#### [What is needed]
Of all the lines in the material, how many include the word "arranging"? Reply with the number alone.

#### [Data provided]
········

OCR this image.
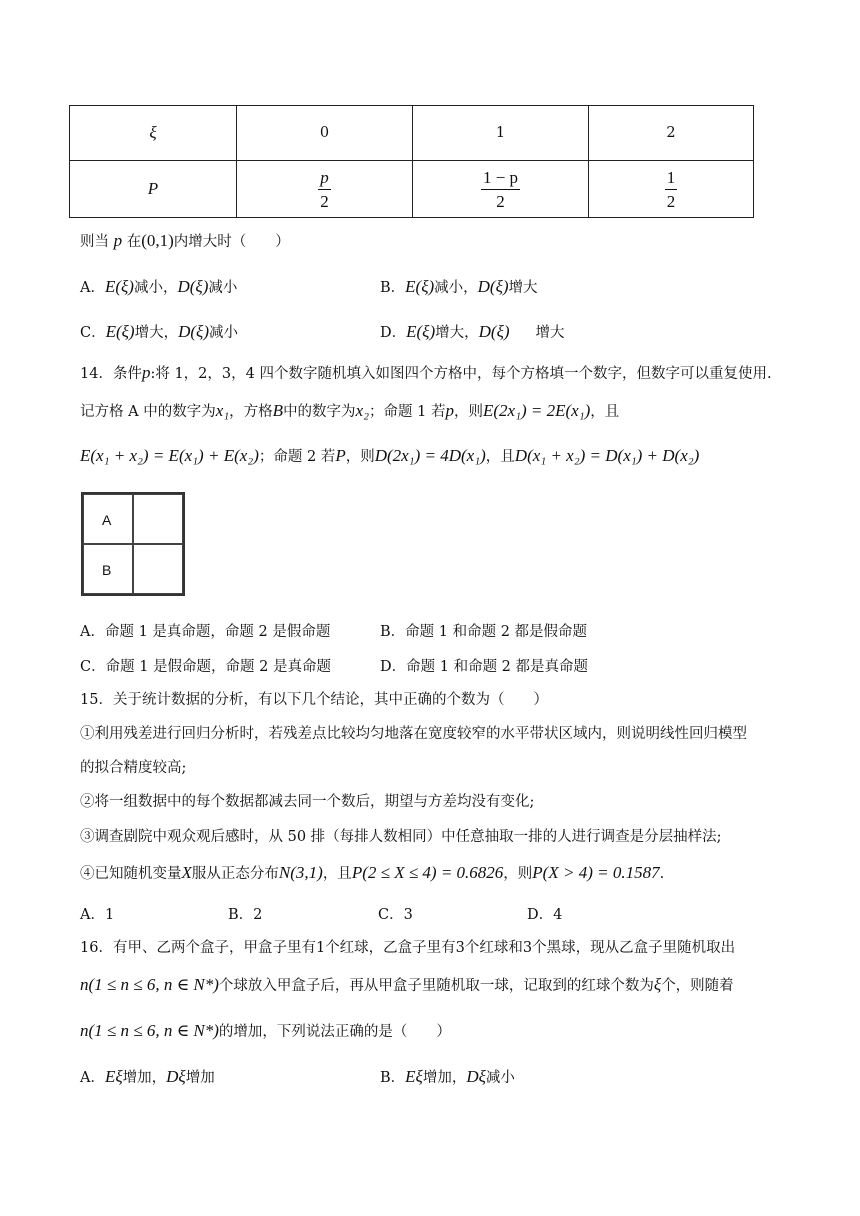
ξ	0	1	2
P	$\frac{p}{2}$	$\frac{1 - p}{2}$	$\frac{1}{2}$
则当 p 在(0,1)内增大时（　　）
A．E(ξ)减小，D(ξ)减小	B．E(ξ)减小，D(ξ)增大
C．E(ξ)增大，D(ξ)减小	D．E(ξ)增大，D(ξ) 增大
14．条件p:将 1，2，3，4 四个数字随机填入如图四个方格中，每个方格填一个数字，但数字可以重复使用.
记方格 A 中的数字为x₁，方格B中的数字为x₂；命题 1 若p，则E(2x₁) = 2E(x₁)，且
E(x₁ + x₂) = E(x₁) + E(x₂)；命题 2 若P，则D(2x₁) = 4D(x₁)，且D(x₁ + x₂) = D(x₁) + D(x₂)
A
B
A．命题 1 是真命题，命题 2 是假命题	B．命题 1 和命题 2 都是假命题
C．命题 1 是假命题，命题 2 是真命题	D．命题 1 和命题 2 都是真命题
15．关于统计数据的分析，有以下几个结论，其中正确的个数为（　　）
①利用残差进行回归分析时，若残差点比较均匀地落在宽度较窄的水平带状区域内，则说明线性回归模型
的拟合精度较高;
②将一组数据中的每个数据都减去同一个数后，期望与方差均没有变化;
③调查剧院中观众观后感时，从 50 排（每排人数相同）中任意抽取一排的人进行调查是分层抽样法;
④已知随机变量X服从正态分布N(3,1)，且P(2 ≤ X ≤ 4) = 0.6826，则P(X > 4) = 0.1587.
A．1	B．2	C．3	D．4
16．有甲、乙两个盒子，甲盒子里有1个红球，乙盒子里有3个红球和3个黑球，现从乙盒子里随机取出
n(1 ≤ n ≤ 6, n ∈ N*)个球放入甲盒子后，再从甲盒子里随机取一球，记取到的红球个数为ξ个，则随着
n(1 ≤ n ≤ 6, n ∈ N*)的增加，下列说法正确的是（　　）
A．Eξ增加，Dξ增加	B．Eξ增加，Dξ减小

········

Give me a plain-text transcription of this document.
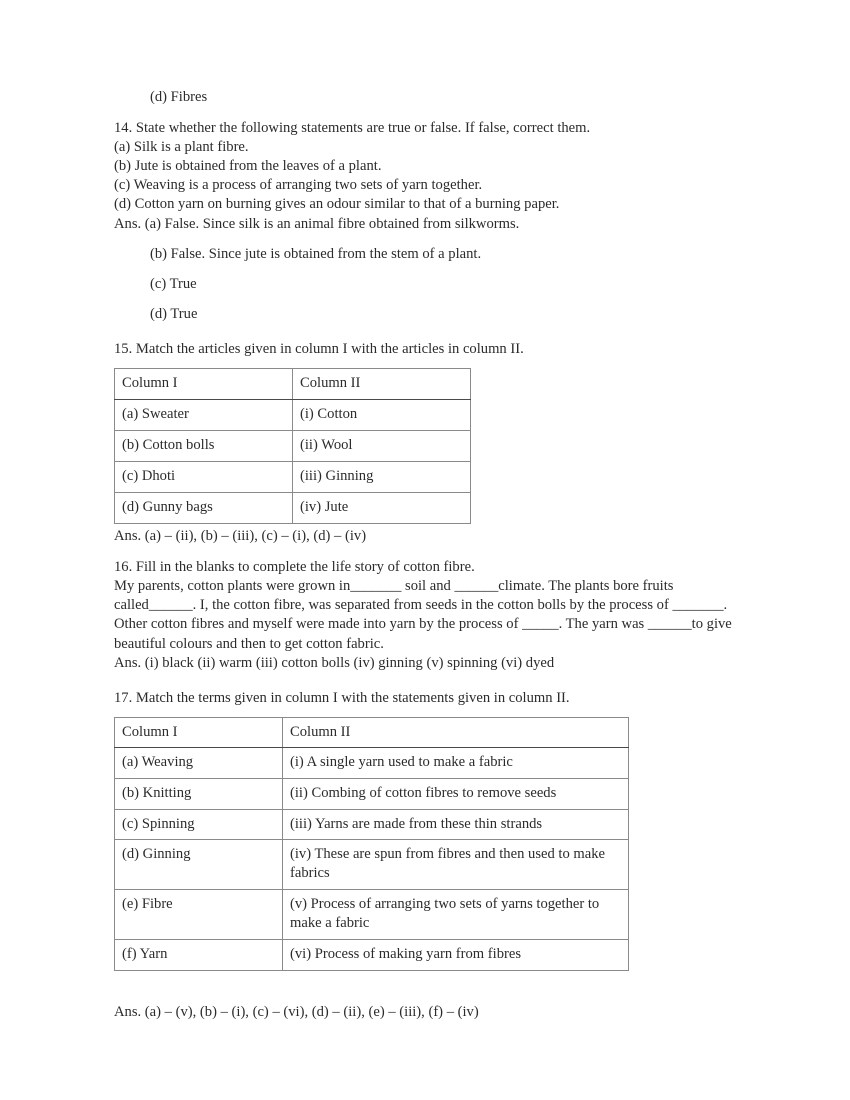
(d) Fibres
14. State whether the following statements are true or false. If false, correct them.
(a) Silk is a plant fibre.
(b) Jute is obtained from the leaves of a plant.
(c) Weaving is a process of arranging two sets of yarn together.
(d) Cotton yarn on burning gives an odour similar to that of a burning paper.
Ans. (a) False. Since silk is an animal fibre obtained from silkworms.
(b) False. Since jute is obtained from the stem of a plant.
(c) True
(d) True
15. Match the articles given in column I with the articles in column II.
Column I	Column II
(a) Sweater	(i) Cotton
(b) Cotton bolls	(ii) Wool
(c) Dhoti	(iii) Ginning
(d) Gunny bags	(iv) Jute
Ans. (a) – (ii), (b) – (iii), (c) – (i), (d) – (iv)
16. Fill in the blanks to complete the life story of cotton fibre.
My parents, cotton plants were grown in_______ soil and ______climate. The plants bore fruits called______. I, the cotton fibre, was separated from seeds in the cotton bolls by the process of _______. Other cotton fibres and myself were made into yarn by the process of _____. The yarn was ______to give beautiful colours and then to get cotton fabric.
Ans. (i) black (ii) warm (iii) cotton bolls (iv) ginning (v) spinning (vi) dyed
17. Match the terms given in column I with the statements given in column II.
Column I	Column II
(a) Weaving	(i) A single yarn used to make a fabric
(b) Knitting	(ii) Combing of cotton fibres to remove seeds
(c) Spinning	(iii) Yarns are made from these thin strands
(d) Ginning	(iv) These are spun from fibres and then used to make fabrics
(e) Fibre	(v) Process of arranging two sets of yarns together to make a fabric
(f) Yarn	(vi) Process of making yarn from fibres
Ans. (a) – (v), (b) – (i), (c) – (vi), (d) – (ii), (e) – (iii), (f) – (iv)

········

#### [Answer below]
2